**INFORMATION PROVIDED**
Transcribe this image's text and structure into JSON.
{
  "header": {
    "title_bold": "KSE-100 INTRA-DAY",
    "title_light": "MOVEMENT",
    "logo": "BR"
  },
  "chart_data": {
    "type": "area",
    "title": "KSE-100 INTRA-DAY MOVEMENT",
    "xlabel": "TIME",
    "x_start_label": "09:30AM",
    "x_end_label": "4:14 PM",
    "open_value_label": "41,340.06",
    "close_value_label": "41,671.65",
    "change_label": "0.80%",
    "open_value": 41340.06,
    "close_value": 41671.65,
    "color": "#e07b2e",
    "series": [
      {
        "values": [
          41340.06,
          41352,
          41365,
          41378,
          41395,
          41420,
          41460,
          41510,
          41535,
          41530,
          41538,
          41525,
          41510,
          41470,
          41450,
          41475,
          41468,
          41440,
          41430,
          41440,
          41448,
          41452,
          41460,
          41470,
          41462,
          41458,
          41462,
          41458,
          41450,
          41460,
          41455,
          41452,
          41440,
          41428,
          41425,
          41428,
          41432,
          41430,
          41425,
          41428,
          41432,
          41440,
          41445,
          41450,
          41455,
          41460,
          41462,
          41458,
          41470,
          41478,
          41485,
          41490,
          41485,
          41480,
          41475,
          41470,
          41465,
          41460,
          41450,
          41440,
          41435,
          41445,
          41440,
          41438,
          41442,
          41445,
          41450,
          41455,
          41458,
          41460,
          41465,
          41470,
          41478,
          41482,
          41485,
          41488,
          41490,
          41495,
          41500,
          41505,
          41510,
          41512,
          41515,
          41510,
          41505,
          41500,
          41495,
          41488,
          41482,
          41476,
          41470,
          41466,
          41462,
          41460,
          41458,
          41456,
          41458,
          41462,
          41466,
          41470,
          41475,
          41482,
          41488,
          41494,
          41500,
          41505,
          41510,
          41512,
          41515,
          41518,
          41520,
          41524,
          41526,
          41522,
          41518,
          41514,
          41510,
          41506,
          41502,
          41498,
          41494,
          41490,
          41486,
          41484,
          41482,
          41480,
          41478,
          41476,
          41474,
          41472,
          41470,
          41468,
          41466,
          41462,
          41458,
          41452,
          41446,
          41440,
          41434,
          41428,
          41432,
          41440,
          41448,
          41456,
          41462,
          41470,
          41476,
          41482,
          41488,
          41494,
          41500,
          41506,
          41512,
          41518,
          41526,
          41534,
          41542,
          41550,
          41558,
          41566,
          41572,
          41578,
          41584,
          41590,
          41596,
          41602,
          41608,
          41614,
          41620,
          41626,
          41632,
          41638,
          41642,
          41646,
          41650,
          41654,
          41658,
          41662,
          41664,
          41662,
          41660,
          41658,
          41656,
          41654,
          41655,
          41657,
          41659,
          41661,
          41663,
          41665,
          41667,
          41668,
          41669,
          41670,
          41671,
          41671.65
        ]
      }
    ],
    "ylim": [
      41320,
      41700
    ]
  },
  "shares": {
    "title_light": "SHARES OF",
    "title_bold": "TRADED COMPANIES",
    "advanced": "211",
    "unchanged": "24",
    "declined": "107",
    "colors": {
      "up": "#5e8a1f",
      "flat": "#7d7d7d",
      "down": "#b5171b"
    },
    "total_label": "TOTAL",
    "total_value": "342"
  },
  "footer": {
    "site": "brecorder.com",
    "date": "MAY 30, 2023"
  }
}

**GOAL OF THE EXERCISE**
Among the entries above, how many lines include the word "INTRA"? Reply with the number only.

**EXERCISE RESPONSE**
2